**Aim of the task**: From the first line of the entries through the line containing "- text-line: 强大动力。具体努力做到：一是革命理想高于天，在深学细研: [118, 881, 880, 911]", render each line as a row of a Markdown table with the columns No. and Line, leaving out blank lines.

Entries from a collection
BEGIN
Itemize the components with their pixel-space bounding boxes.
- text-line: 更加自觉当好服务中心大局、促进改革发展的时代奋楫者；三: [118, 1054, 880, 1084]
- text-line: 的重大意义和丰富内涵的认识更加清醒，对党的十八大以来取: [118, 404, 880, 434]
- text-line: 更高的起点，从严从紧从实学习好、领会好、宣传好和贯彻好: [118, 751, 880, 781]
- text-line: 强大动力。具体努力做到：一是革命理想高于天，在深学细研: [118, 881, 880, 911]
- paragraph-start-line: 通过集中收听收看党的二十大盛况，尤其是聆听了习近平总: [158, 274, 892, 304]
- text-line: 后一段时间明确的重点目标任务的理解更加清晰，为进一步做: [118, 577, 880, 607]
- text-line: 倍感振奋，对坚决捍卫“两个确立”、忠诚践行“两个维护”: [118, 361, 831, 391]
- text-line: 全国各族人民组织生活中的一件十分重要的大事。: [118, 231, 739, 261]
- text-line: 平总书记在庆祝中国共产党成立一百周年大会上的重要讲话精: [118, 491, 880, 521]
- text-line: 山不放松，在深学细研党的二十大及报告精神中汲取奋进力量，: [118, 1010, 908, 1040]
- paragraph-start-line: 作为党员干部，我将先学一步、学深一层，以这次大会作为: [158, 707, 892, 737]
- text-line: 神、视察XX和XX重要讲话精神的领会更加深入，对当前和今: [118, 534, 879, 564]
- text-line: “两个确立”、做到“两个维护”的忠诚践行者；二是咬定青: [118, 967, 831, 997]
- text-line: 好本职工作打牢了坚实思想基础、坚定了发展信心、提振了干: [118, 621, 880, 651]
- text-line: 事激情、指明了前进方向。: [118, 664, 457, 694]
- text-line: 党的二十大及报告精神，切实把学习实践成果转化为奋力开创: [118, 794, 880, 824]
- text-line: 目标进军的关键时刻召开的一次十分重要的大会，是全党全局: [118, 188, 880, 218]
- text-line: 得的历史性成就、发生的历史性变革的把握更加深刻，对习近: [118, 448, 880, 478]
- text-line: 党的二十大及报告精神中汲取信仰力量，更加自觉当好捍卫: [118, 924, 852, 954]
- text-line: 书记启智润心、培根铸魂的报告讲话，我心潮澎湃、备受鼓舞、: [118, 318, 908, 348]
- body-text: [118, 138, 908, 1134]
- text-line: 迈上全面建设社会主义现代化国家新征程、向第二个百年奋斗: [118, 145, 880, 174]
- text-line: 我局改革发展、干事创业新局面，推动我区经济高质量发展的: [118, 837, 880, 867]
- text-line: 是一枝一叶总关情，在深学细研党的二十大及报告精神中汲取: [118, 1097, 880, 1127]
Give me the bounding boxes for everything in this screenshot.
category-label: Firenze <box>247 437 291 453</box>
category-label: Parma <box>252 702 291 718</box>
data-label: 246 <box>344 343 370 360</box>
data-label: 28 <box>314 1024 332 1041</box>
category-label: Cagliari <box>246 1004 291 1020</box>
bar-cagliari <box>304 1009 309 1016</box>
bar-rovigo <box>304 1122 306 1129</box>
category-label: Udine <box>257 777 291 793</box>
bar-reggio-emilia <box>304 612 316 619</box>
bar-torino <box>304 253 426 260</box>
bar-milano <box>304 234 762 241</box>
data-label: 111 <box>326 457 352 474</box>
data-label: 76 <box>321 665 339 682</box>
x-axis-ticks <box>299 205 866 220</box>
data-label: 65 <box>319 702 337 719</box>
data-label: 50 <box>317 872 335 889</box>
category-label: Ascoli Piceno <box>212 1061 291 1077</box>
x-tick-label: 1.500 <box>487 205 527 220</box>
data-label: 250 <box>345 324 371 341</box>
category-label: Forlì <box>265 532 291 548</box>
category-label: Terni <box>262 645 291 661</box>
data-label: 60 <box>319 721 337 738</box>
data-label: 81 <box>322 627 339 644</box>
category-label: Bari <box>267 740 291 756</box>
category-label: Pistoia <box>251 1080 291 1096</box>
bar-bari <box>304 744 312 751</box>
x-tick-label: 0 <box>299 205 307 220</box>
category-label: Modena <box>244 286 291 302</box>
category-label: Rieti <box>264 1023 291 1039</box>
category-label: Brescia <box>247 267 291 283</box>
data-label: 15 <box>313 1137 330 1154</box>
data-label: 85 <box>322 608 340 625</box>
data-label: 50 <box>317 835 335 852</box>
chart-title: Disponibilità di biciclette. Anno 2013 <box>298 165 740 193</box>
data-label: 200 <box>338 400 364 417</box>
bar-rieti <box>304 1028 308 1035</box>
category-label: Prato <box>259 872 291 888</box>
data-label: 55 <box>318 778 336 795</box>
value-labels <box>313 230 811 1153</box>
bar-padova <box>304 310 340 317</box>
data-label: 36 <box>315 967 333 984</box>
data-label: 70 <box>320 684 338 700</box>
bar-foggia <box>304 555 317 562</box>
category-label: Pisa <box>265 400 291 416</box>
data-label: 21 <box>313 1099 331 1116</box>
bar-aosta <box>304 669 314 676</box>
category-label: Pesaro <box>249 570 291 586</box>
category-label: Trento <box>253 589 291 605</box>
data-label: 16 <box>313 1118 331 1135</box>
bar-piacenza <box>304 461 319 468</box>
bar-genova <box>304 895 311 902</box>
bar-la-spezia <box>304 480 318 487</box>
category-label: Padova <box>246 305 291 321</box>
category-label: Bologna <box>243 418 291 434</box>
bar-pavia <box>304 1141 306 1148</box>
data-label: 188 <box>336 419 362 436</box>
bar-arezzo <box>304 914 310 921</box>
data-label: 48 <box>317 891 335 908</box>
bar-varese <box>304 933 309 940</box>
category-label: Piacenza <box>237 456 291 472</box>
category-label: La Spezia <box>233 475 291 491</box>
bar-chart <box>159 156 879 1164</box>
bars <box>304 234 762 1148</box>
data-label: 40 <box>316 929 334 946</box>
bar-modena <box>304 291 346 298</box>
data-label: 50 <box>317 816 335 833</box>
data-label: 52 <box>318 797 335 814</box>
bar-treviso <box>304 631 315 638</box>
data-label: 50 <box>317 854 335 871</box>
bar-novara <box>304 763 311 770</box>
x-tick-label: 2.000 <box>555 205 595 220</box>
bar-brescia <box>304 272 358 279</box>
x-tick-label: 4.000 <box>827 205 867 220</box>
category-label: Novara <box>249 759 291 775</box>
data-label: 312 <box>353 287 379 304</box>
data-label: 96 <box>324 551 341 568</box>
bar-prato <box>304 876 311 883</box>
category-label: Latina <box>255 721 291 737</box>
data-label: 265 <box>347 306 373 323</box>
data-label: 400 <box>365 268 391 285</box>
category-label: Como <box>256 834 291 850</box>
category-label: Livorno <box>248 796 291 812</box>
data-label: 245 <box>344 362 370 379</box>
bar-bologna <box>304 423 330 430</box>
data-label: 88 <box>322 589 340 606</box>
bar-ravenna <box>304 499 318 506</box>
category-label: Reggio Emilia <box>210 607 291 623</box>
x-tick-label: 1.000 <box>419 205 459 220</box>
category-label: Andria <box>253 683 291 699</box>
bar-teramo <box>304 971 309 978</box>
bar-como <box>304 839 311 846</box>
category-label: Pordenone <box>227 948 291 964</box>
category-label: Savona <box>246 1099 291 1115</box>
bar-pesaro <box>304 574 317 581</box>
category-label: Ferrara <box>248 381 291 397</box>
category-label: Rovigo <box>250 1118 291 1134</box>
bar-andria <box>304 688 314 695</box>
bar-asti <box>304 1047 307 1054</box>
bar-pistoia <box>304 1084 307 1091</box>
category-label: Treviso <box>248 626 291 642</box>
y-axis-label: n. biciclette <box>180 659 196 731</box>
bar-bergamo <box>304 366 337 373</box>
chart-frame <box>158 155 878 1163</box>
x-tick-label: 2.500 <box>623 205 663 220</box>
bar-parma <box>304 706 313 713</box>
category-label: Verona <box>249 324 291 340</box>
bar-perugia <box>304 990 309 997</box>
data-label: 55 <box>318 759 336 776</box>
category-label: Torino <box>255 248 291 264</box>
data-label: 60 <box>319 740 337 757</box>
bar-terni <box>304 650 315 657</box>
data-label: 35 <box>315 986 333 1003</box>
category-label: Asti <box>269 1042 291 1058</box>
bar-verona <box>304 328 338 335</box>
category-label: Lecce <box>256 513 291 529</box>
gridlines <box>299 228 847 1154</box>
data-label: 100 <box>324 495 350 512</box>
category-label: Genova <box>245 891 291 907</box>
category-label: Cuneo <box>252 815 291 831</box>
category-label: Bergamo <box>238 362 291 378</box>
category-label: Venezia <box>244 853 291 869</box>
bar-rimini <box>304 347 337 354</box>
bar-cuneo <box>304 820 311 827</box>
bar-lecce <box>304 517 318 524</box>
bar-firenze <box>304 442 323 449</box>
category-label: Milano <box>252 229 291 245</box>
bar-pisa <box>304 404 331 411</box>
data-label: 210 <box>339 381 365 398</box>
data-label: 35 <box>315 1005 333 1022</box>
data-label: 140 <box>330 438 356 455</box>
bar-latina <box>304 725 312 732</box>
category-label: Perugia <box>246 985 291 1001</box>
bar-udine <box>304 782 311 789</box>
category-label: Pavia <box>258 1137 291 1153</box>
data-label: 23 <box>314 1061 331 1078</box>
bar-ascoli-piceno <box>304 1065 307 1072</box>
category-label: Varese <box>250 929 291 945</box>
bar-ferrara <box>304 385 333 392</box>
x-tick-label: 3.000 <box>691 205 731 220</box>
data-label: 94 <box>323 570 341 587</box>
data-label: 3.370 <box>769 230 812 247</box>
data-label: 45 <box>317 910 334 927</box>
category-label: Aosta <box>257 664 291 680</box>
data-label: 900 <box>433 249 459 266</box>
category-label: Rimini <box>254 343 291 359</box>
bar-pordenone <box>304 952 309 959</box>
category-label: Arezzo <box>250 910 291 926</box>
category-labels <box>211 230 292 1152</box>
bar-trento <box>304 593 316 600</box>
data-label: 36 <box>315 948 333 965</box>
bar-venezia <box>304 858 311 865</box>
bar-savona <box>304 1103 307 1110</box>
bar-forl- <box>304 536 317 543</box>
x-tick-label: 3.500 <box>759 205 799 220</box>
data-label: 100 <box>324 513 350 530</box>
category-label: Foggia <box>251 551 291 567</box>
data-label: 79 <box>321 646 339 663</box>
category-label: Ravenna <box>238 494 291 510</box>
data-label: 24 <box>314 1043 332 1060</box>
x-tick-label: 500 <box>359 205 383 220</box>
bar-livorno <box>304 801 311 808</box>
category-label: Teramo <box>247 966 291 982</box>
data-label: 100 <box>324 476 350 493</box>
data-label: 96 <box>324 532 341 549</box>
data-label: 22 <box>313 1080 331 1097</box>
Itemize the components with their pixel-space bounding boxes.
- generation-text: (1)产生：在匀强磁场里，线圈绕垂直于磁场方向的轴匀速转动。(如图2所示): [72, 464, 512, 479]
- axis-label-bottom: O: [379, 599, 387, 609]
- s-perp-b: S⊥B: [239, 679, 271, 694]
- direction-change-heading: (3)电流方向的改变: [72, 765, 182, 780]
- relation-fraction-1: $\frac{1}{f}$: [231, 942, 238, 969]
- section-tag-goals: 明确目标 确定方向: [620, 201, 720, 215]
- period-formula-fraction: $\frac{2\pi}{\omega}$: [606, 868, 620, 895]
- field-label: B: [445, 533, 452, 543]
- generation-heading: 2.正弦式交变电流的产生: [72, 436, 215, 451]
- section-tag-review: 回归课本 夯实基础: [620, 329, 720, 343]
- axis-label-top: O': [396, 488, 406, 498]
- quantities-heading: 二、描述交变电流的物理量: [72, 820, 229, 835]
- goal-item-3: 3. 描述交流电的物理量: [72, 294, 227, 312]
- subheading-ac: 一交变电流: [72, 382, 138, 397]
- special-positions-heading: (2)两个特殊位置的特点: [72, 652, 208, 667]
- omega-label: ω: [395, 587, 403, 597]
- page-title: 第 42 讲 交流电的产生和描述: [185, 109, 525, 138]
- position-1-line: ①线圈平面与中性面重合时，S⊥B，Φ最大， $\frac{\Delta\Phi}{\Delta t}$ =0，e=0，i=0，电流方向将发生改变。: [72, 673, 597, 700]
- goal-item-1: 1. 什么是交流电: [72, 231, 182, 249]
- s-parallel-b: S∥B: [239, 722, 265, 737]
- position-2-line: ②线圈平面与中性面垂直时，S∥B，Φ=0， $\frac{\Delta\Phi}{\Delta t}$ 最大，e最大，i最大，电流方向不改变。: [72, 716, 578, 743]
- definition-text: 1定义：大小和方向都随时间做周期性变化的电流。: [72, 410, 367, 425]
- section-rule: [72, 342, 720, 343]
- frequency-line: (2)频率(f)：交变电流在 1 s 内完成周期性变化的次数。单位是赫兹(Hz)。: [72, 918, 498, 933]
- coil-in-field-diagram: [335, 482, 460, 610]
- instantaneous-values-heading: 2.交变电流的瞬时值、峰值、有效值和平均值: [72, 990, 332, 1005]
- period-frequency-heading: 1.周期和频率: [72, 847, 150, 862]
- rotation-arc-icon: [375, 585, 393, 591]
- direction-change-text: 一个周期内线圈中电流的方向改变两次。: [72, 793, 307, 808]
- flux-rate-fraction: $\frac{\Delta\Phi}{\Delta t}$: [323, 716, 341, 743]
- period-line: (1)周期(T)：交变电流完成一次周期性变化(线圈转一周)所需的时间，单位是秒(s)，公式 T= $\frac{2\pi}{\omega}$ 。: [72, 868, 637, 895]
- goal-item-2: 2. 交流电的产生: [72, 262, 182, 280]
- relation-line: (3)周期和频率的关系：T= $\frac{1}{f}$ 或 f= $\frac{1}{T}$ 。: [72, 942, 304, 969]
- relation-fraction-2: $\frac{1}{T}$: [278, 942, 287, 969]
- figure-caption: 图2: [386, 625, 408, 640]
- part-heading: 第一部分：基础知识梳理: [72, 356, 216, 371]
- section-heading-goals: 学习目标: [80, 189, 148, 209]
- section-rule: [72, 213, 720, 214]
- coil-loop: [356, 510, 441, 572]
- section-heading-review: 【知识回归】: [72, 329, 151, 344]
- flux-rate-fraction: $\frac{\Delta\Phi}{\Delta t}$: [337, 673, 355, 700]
END
**Complete output**:
| No. | Line |
|---|---|
| 1 | Itemize the components with their pixel-space bounding boxes. |
| 2 | - text-line: 更加自觉当好服务中心大局、促进改革发展的时代奋楫者；三: [118, 1054, 880, 1084] |
| 3 | - text-line: 的重大意义和丰富内涵的认识更加清醒，对党的十八大以来取: [118, 404, 880, 434] |
| 4 | - text-line: 更高的起点，从严从紧从实学习好、领会好、宣传好和贯彻好: [118, 751, 880, 781] |
| 5 | - text-line: 强大动力。具体努力做到：一是革命理想高于天，在深学细研: [118, 881, 880, 911] |